_Exercise task_
Only a number is wanted here: the number of lines of the data that include "location".

_Record extracts_
— start —
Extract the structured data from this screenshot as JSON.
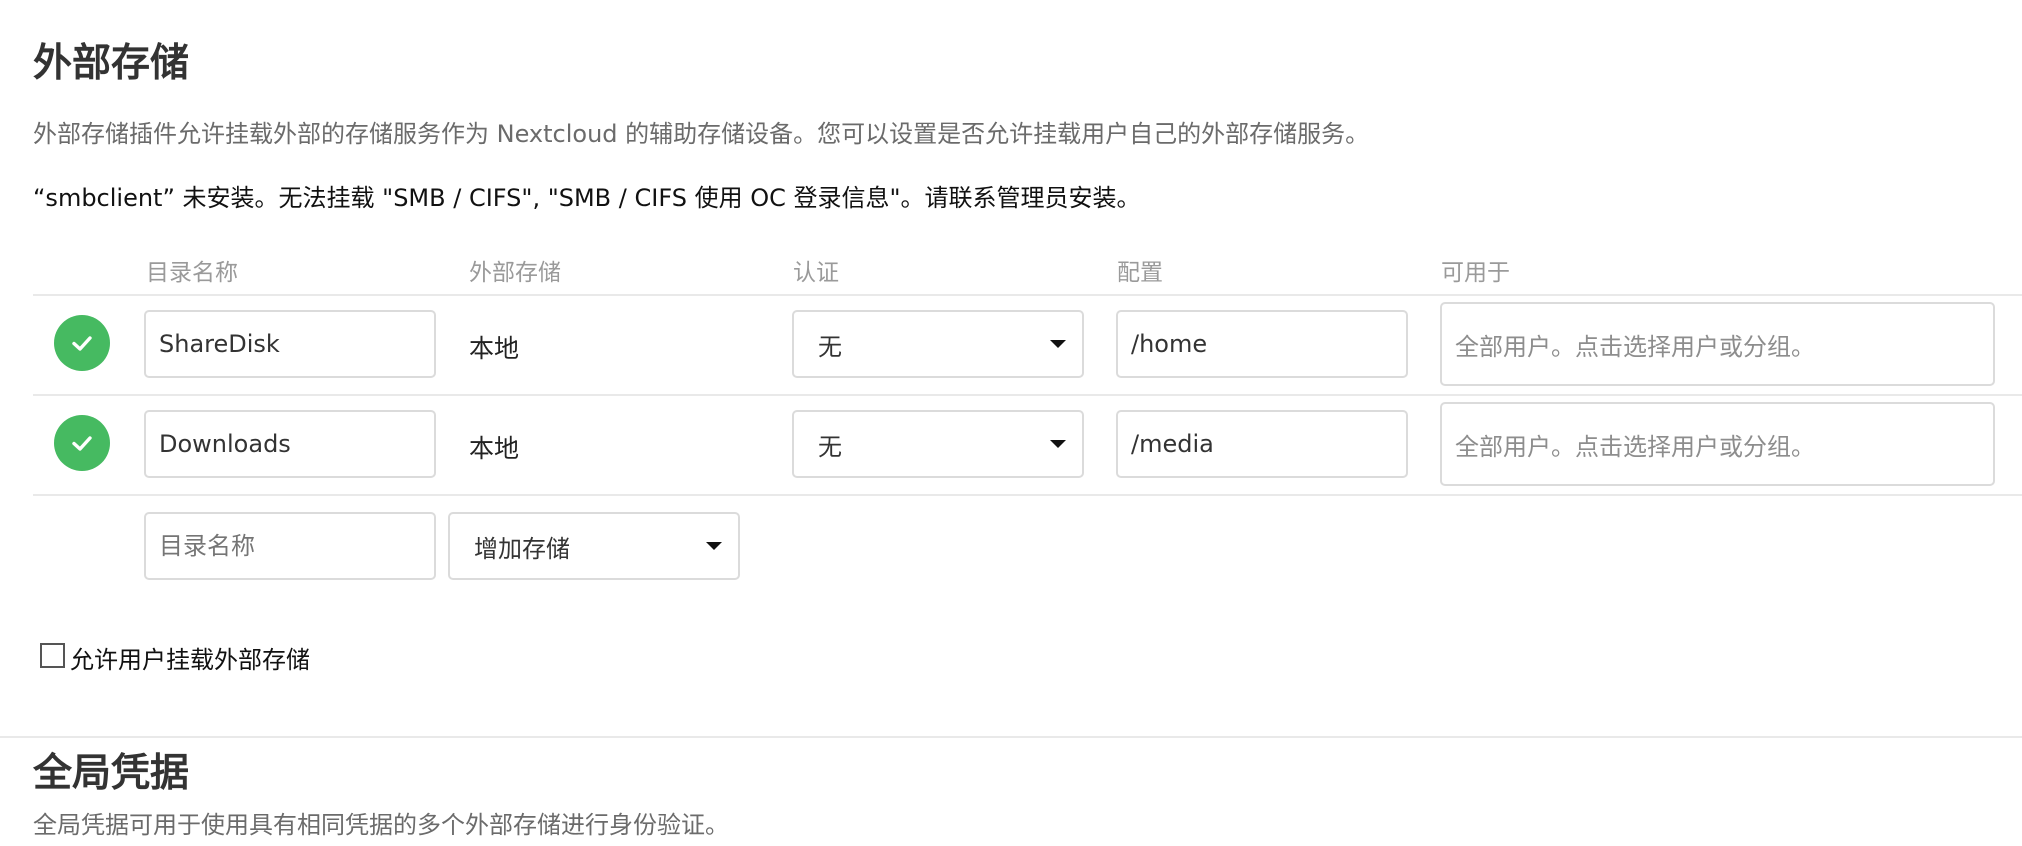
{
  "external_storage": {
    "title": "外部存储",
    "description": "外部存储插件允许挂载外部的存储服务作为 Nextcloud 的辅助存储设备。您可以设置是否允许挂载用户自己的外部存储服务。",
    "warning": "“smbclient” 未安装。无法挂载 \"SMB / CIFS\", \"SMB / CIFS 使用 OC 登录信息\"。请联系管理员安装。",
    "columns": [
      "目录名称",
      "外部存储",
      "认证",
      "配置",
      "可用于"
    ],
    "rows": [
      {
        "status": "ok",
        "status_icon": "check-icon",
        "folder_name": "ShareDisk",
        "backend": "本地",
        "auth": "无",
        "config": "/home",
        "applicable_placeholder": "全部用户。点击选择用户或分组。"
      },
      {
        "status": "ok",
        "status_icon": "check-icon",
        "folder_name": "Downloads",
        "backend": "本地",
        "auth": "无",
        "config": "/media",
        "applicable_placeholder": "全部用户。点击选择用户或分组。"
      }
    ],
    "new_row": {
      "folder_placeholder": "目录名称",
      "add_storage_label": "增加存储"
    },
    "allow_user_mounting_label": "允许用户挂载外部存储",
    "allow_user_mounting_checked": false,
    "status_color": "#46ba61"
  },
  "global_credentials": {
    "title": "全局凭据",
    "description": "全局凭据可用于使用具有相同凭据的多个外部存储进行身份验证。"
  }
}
— end —
— start —
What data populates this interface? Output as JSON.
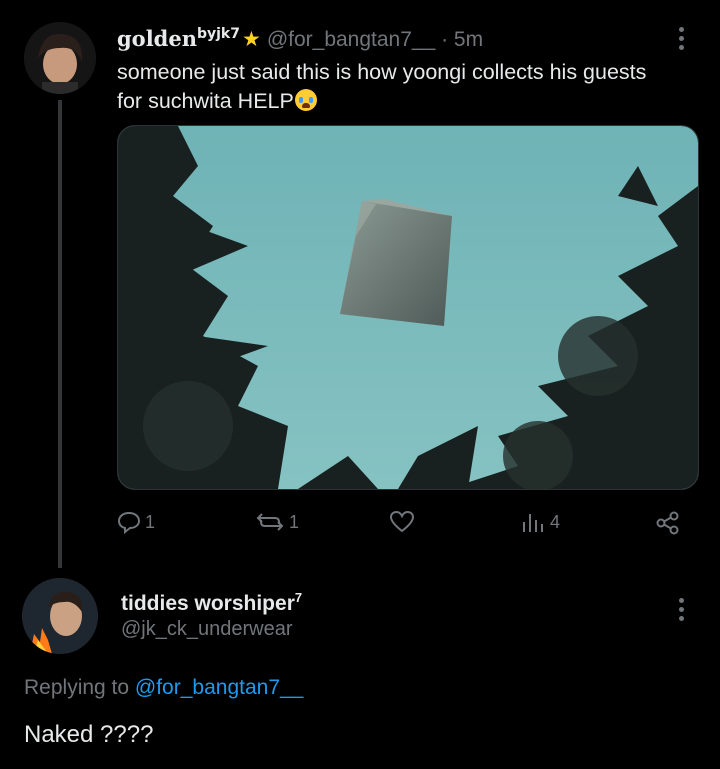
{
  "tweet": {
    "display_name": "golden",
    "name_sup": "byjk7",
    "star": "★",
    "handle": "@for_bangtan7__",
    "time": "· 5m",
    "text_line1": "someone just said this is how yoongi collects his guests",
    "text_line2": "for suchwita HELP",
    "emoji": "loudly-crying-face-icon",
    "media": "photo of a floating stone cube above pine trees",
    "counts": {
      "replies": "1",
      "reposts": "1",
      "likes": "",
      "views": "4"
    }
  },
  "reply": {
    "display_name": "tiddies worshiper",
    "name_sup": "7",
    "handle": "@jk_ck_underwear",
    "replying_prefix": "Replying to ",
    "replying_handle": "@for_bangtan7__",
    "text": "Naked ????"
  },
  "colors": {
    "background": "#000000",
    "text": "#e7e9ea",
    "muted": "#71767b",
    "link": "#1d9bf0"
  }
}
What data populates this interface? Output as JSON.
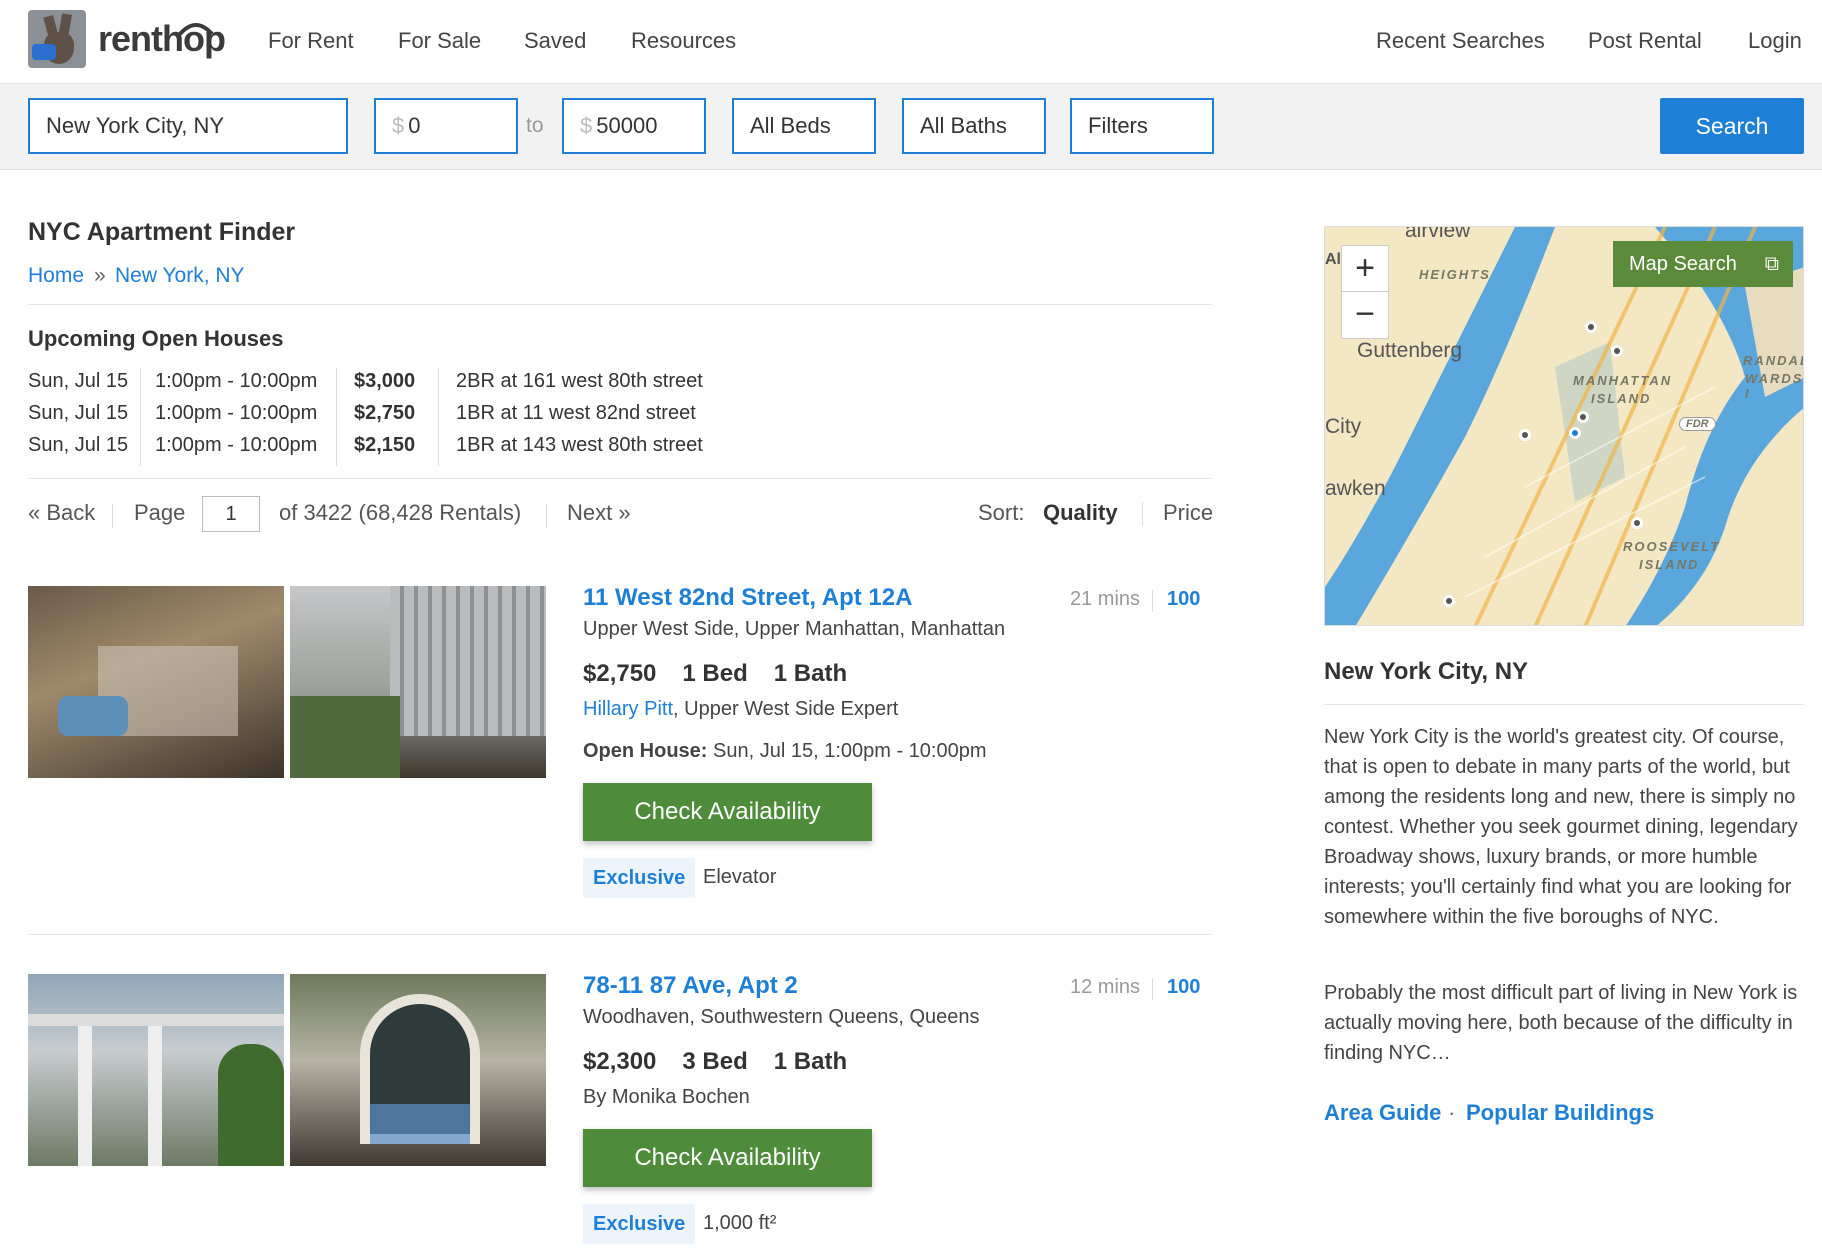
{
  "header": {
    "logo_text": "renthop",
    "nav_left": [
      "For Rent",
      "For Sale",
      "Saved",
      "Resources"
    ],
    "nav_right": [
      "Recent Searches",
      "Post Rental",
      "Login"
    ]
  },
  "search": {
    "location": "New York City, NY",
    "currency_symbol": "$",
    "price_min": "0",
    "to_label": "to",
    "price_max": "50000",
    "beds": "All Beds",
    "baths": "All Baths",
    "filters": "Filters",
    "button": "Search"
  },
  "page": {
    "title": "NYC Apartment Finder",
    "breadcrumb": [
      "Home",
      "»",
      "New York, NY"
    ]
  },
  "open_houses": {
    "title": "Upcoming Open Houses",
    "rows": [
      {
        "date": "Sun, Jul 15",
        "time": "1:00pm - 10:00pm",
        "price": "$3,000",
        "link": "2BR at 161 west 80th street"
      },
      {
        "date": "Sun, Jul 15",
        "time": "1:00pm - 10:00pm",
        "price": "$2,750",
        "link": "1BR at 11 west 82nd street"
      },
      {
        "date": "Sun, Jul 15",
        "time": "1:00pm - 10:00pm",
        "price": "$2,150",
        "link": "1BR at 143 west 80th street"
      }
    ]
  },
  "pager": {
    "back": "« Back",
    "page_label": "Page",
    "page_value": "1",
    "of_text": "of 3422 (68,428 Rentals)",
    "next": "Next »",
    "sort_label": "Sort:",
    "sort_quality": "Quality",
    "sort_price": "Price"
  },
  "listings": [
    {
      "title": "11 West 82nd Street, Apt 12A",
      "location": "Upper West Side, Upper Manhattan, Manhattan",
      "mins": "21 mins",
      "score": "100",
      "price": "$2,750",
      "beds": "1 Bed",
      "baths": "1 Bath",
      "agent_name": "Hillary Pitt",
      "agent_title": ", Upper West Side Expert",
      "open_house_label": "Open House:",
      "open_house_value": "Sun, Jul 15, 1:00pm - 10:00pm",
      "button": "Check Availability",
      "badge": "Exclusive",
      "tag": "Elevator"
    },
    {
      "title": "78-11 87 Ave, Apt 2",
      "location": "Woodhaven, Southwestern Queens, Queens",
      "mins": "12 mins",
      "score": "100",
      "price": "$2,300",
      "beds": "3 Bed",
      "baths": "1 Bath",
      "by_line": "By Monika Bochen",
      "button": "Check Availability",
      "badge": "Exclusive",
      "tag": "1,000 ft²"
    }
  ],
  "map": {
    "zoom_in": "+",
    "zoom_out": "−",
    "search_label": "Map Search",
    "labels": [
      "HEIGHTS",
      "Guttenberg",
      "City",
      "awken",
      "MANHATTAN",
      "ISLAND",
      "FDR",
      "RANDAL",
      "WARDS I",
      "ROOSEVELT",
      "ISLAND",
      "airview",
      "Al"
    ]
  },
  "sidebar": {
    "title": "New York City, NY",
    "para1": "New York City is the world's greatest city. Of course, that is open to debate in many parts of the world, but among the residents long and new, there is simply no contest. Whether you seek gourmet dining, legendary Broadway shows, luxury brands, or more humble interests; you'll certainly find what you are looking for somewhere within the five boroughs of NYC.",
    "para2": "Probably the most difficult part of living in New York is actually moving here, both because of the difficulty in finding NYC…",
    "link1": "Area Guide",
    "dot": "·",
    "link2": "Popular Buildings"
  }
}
— end —
_Answer to this task_
3